▸ **Short task**
Below are records; count the lines in them that hold "Guatemala" and give only the count.

▸ **Input records**

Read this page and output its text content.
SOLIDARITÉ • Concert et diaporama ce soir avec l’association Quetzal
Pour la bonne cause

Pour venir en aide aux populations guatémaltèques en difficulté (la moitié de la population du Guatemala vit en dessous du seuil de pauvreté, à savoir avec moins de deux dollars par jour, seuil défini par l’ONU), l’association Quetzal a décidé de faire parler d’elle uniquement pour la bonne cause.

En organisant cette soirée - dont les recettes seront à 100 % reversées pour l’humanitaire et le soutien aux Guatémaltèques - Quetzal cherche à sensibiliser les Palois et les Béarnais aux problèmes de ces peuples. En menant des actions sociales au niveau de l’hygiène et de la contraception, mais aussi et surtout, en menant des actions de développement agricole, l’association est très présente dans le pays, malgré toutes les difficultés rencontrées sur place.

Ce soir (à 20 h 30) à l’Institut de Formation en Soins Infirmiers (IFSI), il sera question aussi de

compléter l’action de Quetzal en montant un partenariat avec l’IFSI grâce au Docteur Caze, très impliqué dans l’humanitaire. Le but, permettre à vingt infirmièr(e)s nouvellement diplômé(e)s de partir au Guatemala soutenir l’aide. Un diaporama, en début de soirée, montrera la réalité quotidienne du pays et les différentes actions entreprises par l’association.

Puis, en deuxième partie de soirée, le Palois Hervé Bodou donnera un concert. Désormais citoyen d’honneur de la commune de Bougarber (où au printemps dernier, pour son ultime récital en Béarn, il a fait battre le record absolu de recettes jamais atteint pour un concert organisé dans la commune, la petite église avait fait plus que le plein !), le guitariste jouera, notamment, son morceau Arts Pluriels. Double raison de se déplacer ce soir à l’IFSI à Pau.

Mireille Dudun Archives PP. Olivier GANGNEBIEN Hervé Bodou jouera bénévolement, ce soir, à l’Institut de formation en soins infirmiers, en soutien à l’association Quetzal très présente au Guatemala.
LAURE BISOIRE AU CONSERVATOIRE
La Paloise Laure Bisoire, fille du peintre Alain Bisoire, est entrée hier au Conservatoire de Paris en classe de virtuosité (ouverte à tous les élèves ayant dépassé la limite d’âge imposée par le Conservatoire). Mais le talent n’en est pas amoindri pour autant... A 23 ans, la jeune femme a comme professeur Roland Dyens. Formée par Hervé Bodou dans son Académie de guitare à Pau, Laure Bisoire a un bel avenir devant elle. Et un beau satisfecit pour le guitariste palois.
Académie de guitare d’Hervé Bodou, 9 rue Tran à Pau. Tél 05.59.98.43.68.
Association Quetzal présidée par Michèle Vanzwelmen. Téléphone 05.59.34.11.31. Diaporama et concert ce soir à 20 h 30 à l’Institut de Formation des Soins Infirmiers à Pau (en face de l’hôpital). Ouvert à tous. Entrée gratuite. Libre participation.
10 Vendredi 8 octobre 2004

▸ **Result**
3